## START
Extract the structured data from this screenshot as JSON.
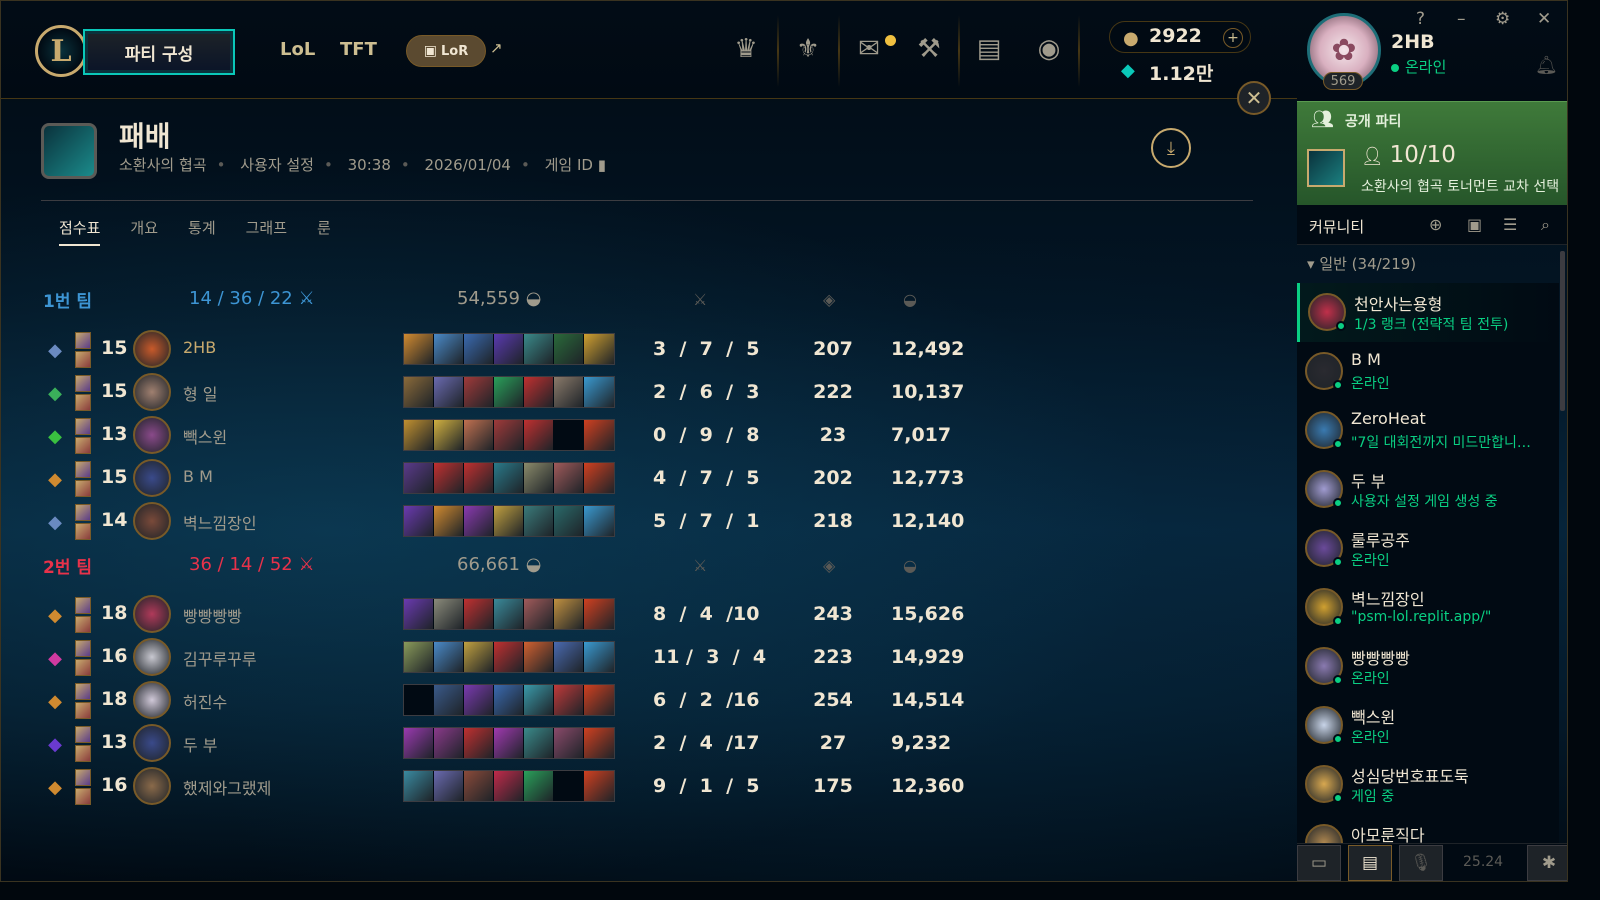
{
  "colors": {
    "blue_team": "#3d95d4",
    "red_team": "#e8324a",
    "gold": "#c8aa6e",
    "online_green": "#0acf83",
    "party_green": "#3f7a3a"
  },
  "topnav": {
    "play_label": "파티 구성",
    "lol_label": "LoL",
    "tft_label": "TFT",
    "lor_label": "LoR",
    "ext_arrow": "↗",
    "rp_value": "2922",
    "be_value": "1.12만",
    "plus": "+",
    "close": "✕",
    "icons": [
      "worlds-trophy-icon",
      "tft-crest-icon",
      "mail-icon",
      "crafting-icon",
      "collection-icon",
      "loot-icon"
    ]
  },
  "profile": {
    "name": "2HB",
    "level": "569",
    "status": "온라인",
    "help": "?",
    "minimize": "–",
    "settings": "⚙",
    "close": "✕"
  },
  "party": {
    "title": "공개 파티",
    "count": "10/10",
    "mode": "소환사의 협곡 토너먼트 교차 선택"
  },
  "community": {
    "title": "커뮤니티",
    "group": "일반 (34/219)",
    "friends": [
      {
        "name": "천안사는용형",
        "status": "1/3 랭크 (전략적 팀 전투)",
        "color": "#c0304a",
        "selected": true
      },
      {
        "name": "B M",
        "status": "온라인",
        "color": "#2a2a30",
        "selected": false
      },
      {
        "name": "ZeroHeat",
        "status": "\"7일 대회전까지 미드만합니…",
        "color": "#3a7ab0",
        "selected": false
      },
      {
        "name": "두 부",
        "status": "사용자 설정 게임 생성 중",
        "color": "#a09bd0",
        "selected": false
      },
      {
        "name": "룰루공주",
        "status": "온라인",
        "color": "#6a4a9a",
        "selected": false
      },
      {
        "name": "벽느낌장인",
        "status": "\"psm-lol.replit.app/\"",
        "color": "#d0a030",
        "selected": false
      },
      {
        "name": "빵빵빵빵",
        "status": "온라인",
        "color": "#8a7ab0",
        "selected": false
      },
      {
        "name": "빽스윈",
        "status": "온라인",
        "color": "#c8d4e8",
        "selected": false
      },
      {
        "name": "성심당번호표도둑",
        "status": "게임 중",
        "color": "#d8a850",
        "selected": false
      },
      {
        "name": "아모룬직다",
        "status": "",
        "color": "#b08850",
        "selected": false
      }
    ],
    "version": "25.24"
  },
  "match": {
    "result": "패배",
    "mode": "소환사의 협곡",
    "type": "사용자 설정",
    "duration": "30:38",
    "date": "2026/01/04",
    "game_id_label": "게임 ID",
    "tabs": [
      "점수표",
      "개요",
      "통계",
      "그래프",
      "룬"
    ]
  },
  "teams": [
    {
      "label": "1번 팀",
      "k": "14",
      "d": "36",
      "a": "22",
      "gold": "54,559",
      "players": [
        {
          "level": "15",
          "name": "2HB",
          "me": true,
          "kda": "3  /  7  /  5",
          "cs": "207",
          "gold": "12,492",
          "spell_color": "#6a8ac0",
          "champ_color": "#c85a2a",
          "items": [
            "#d08a30",
            "#4a8ac8",
            "#3a6ab0",
            "#5a3ab0",
            "#3a8a8a",
            "#2a6a3a",
            "#d0a030"
          ]
        },
        {
          "level": "15",
          "name": "형 일",
          "me": false,
          "kda": "2  /  6  /  3",
          "cs": "222",
          "gold": "10,137",
          "spell_color": "#3ab05a",
          "champ_color": "#a08070",
          "items": [
            "#8a6a3a",
            "#6a6ab0",
            "#a03a3a",
            "#2aa05a",
            "#c03030",
            "#8a7a6a",
            "#3a9ad0"
          ]
        },
        {
          "level": "13",
          "name": "빽스윈",
          "me": false,
          "kda": "0  /  9  /  8",
          "cs": "23",
          "gold": "7,017",
          "spell_color": "#3ac040",
          "champ_color": "#8a4a8a",
          "items": [
            "#c09030",
            "#d0b040",
            "#c07050",
            "#a03a3a",
            "#c03030",
            "",
            "#d04020"
          ]
        },
        {
          "level": "15",
          "name": "B M",
          "me": false,
          "kda": "4  /  7  /  5",
          "cs": "202",
          "gold": "12,773",
          "spell_color": "#d08a30",
          "champ_color": "#3a4a8a",
          "items": [
            "#5a3a8a",
            "#c03030",
            "#c03030",
            "#2a7a8a",
            "#8a8a6a",
            "#a05a5a",
            "#d04020"
          ]
        },
        {
          "level": "14",
          "name": "벽느낌장인",
          "me": false,
          "kda": "5  /  7  /  1",
          "cs": "218",
          "gold": "12,140",
          "spell_color": "#6a8ac0",
          "champ_color": "#7a4a3a",
          "items": [
            "#6a3ab0",
            "#d08a30",
            "#8a3ab0",
            "#c0a040",
            "#3a7a7a",
            "#2a6a6a",
            "#3a9ad0"
          ]
        }
      ]
    },
    {
      "label": "2번 팀",
      "k": "36",
      "d": "14",
      "a": "52",
      "gold": "66,661",
      "players": [
        {
          "level": "18",
          "name": "빵빵빵빵",
          "me": false,
          "kda": "8  /  4  /10",
          "cs": "243",
          "gold": "15,626",
          "spell_color": "#d08a30",
          "champ_color": "#b03a5a",
          "items": [
            "#6a3ab0",
            "#8a8a7a",
            "#c03030",
            "#3a8a9a",
            "#a05a5a",
            "#c09040",
            "#d04020"
          ]
        },
        {
          "level": "16",
          "name": "김꾸루꾸루",
          "me": false,
          "kda": "11 /  3  /  4",
          "cs": "223",
          "gold": "14,929",
          "spell_color": "#d03aa0",
          "champ_color": "#c8c8d0",
          "items": [
            "#8a9a5a",
            "#4a8ac8",
            "#c0a040",
            "#c03030",
            "#d06030",
            "#4a6ab0",
            "#3a9ad0"
          ]
        },
        {
          "level": "18",
          "name": "허진수",
          "me": false,
          "kda": "6  /  2  /16",
          "cs": "254",
          "gold": "14,514",
          "spell_color": "#d08a30",
          "champ_color": "#d0c8d8",
          "items": [
            "",
            "#3a5a8a",
            "#7a3ab0",
            "#3a6ab0",
            "#3a9aaa",
            "#c03a3a",
            "#d04020"
          ]
        },
        {
          "level": "13",
          "name": "두 부",
          "me": false,
          "kda": "2  /  4  /17",
          "cs": "27",
          "gold": "9,232",
          "spell_color": "#6a3ad0",
          "champ_color": "#3a4a8a",
          "items": [
            "#9a3ab0",
            "#8a3a8a",
            "#c03030",
            "#a03ab0",
            "#3a8a8a",
            "#8a4a6a",
            "#d04020"
          ]
        },
        {
          "level": "16",
          "name": "했제와그랬제",
          "me": false,
          "kda": "9  /  1  /  5",
          "cs": "175",
          "gold": "12,360",
          "spell_color": "#d08a30",
          "champ_color": "#8a6a4a",
          "items": [
            "#3a8aa0",
            "#6a6ab0",
            "#8a4a3a",
            "#c02a4a",
            "#2aa05a",
            "",
            "#d04020"
          ]
        }
      ]
    }
  ]
}
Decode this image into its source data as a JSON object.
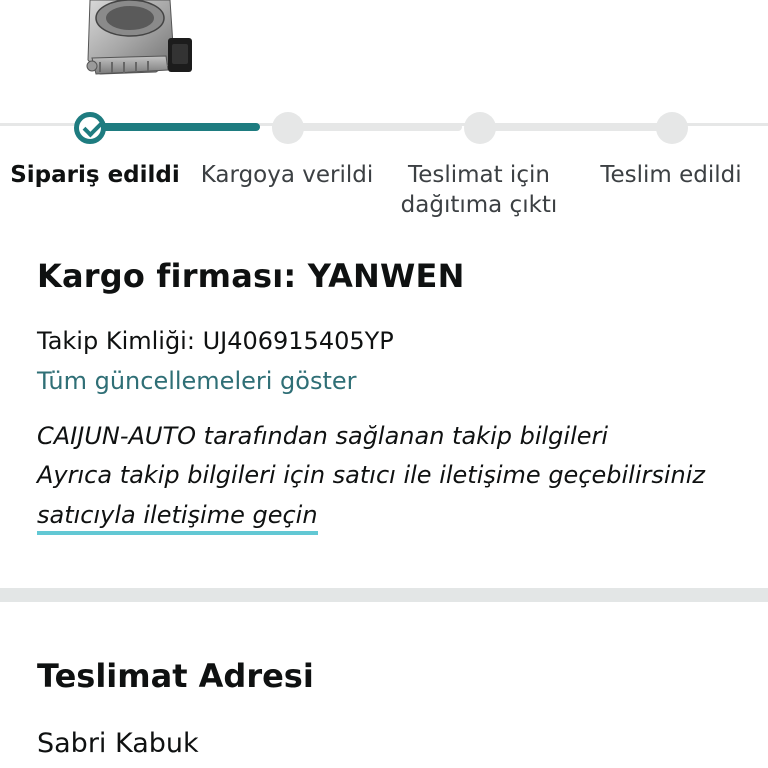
{
  "product": {
    "image_icon": "throttle-body-product-image"
  },
  "tracker": {
    "steps": [
      {
        "label": "Sipariş edildi",
        "state": "done"
      },
      {
        "label": "Kargoya verildi",
        "state": "pending"
      },
      {
        "label": "Teslimat için dağıtıma çıktı",
        "state": "pending"
      },
      {
        "label": "Teslim edildi",
        "state": "pending"
      }
    ],
    "active_color": "#1e7c80",
    "inactive_color": "#e6e7e7"
  },
  "carrier": {
    "title": "Kargo firması: YANWEN",
    "tracking_label": "Takip Kimliği: UJ406915405YP",
    "all_updates_link": "Tüm güncellemeleri göster",
    "provided_by": "CAIJUN-AUTO tarafından sağlanan takip bilgileri",
    "contact_hint": "Ayrıca takip bilgileri için satıcı ile iletişime geçebilirsiniz",
    "contact_link": "satıcıyla iletişime geçin"
  },
  "address": {
    "title": "Teslimat Adresi",
    "name": "Sabri Kabuk"
  },
  "colors": {
    "link": "#2f6f76",
    "accent_underline": "#62c8d4"
  }
}
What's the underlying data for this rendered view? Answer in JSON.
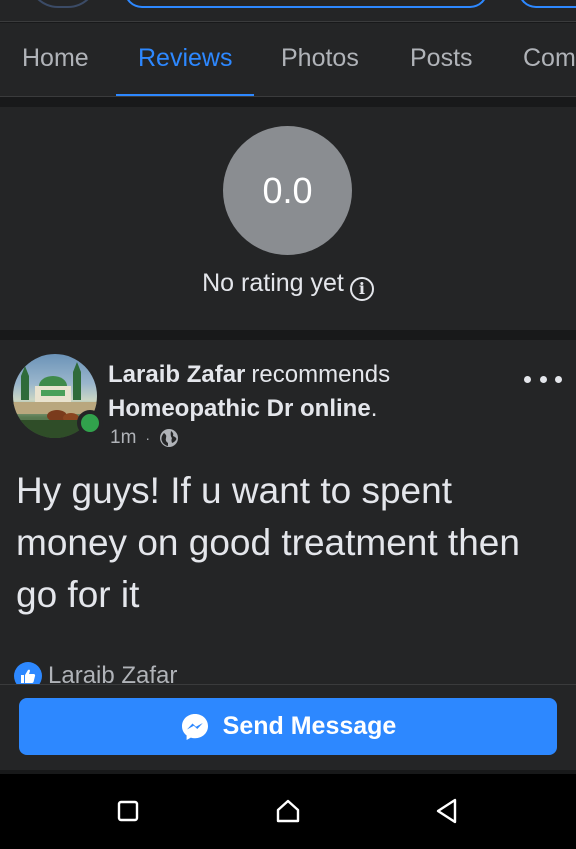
{
  "tabs": [
    {
      "label": "Home",
      "active": false
    },
    {
      "label": "Reviews",
      "active": true
    },
    {
      "label": "Photos",
      "active": false
    },
    {
      "label": "Posts",
      "active": false
    },
    {
      "label": "Com",
      "active": false
    }
  ],
  "rating": {
    "score": "0.0",
    "label": "No rating yet"
  },
  "review": {
    "author": "Laraib Zafar",
    "action": "recommends",
    "page": "Homeopathic Dr online",
    "page_suffix": ".",
    "time": "1m",
    "separator": "·",
    "audience_icon": "globe-icon",
    "text": "Hy guys! If u want to spent money on good treatment then go for it",
    "reaction_name": "Laraib Zafar",
    "reaction_icon": "like-icon"
  },
  "send_button": {
    "label": "Send Message",
    "icon": "messenger-icon"
  },
  "navigation": {
    "recents_icon": "square-icon",
    "home_icon": "home-icon",
    "back_icon": "back-triangle-icon"
  },
  "colors": {
    "accent": "#2d88ff",
    "background": "#18191a",
    "card": "#242526",
    "online": "#31a24c",
    "rating_circle": "#8a8d91"
  }
}
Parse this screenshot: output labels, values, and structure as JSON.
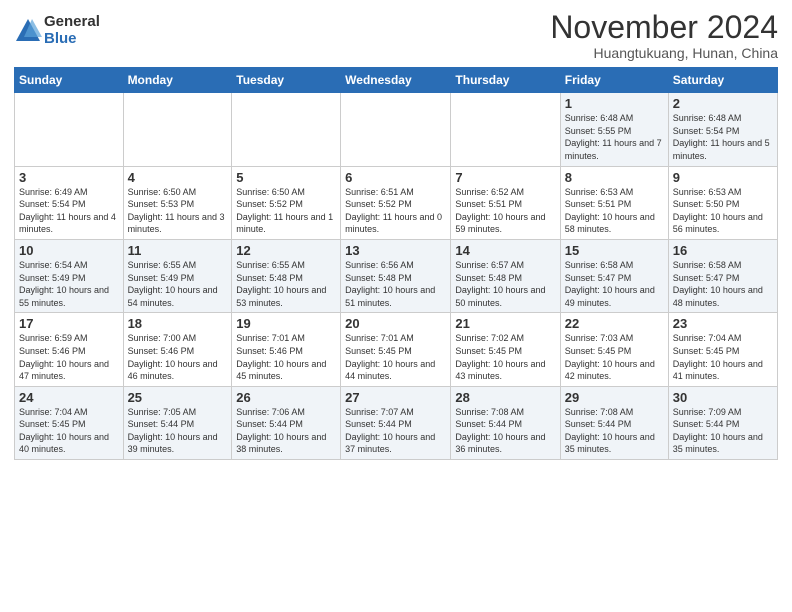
{
  "logo": {
    "general": "General",
    "blue": "Blue"
  },
  "header": {
    "title": "November 2024",
    "subtitle": "Huangtukuang, Hunan, China"
  },
  "days_of_week": [
    "Sunday",
    "Monday",
    "Tuesday",
    "Wednesday",
    "Thursday",
    "Friday",
    "Saturday"
  ],
  "weeks": [
    [
      {
        "day": "",
        "info": ""
      },
      {
        "day": "",
        "info": ""
      },
      {
        "day": "",
        "info": ""
      },
      {
        "day": "",
        "info": ""
      },
      {
        "day": "",
        "info": ""
      },
      {
        "day": "1",
        "info": "Sunrise: 6:48 AM\nSunset: 5:55 PM\nDaylight: 11 hours and 7 minutes."
      },
      {
        "day": "2",
        "info": "Sunrise: 6:48 AM\nSunset: 5:54 PM\nDaylight: 11 hours and 5 minutes."
      }
    ],
    [
      {
        "day": "3",
        "info": "Sunrise: 6:49 AM\nSunset: 5:54 PM\nDaylight: 11 hours and 4 minutes."
      },
      {
        "day": "4",
        "info": "Sunrise: 6:50 AM\nSunset: 5:53 PM\nDaylight: 11 hours and 3 minutes."
      },
      {
        "day": "5",
        "info": "Sunrise: 6:50 AM\nSunset: 5:52 PM\nDaylight: 11 hours and 1 minute."
      },
      {
        "day": "6",
        "info": "Sunrise: 6:51 AM\nSunset: 5:52 PM\nDaylight: 11 hours and 0 minutes."
      },
      {
        "day": "7",
        "info": "Sunrise: 6:52 AM\nSunset: 5:51 PM\nDaylight: 10 hours and 59 minutes."
      },
      {
        "day": "8",
        "info": "Sunrise: 6:53 AM\nSunset: 5:51 PM\nDaylight: 10 hours and 58 minutes."
      },
      {
        "day": "9",
        "info": "Sunrise: 6:53 AM\nSunset: 5:50 PM\nDaylight: 10 hours and 56 minutes."
      }
    ],
    [
      {
        "day": "10",
        "info": "Sunrise: 6:54 AM\nSunset: 5:49 PM\nDaylight: 10 hours and 55 minutes."
      },
      {
        "day": "11",
        "info": "Sunrise: 6:55 AM\nSunset: 5:49 PM\nDaylight: 10 hours and 54 minutes."
      },
      {
        "day": "12",
        "info": "Sunrise: 6:55 AM\nSunset: 5:48 PM\nDaylight: 10 hours and 53 minutes."
      },
      {
        "day": "13",
        "info": "Sunrise: 6:56 AM\nSunset: 5:48 PM\nDaylight: 10 hours and 51 minutes."
      },
      {
        "day": "14",
        "info": "Sunrise: 6:57 AM\nSunset: 5:48 PM\nDaylight: 10 hours and 50 minutes."
      },
      {
        "day": "15",
        "info": "Sunrise: 6:58 AM\nSunset: 5:47 PM\nDaylight: 10 hours and 49 minutes."
      },
      {
        "day": "16",
        "info": "Sunrise: 6:58 AM\nSunset: 5:47 PM\nDaylight: 10 hours and 48 minutes."
      }
    ],
    [
      {
        "day": "17",
        "info": "Sunrise: 6:59 AM\nSunset: 5:46 PM\nDaylight: 10 hours and 47 minutes."
      },
      {
        "day": "18",
        "info": "Sunrise: 7:00 AM\nSunset: 5:46 PM\nDaylight: 10 hours and 46 minutes."
      },
      {
        "day": "19",
        "info": "Sunrise: 7:01 AM\nSunset: 5:46 PM\nDaylight: 10 hours and 45 minutes."
      },
      {
        "day": "20",
        "info": "Sunrise: 7:01 AM\nSunset: 5:45 PM\nDaylight: 10 hours and 44 minutes."
      },
      {
        "day": "21",
        "info": "Sunrise: 7:02 AM\nSunset: 5:45 PM\nDaylight: 10 hours and 43 minutes."
      },
      {
        "day": "22",
        "info": "Sunrise: 7:03 AM\nSunset: 5:45 PM\nDaylight: 10 hours and 42 minutes."
      },
      {
        "day": "23",
        "info": "Sunrise: 7:04 AM\nSunset: 5:45 PM\nDaylight: 10 hours and 41 minutes."
      }
    ],
    [
      {
        "day": "24",
        "info": "Sunrise: 7:04 AM\nSunset: 5:45 PM\nDaylight: 10 hours and 40 minutes."
      },
      {
        "day": "25",
        "info": "Sunrise: 7:05 AM\nSunset: 5:44 PM\nDaylight: 10 hours and 39 minutes."
      },
      {
        "day": "26",
        "info": "Sunrise: 7:06 AM\nSunset: 5:44 PM\nDaylight: 10 hours and 38 minutes."
      },
      {
        "day": "27",
        "info": "Sunrise: 7:07 AM\nSunset: 5:44 PM\nDaylight: 10 hours and 37 minutes."
      },
      {
        "day": "28",
        "info": "Sunrise: 7:08 AM\nSunset: 5:44 PM\nDaylight: 10 hours and 36 minutes."
      },
      {
        "day": "29",
        "info": "Sunrise: 7:08 AM\nSunset: 5:44 PM\nDaylight: 10 hours and 35 minutes."
      },
      {
        "day": "30",
        "info": "Sunrise: 7:09 AM\nSunset: 5:44 PM\nDaylight: 10 hours and 35 minutes."
      }
    ]
  ]
}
## END
■ **The problem**: Identify all lines where the word "edildi" shows up. Copy them.

■ **The answer**:
        "label": "Sipariş edildi",
        "label": "Teslim edildi",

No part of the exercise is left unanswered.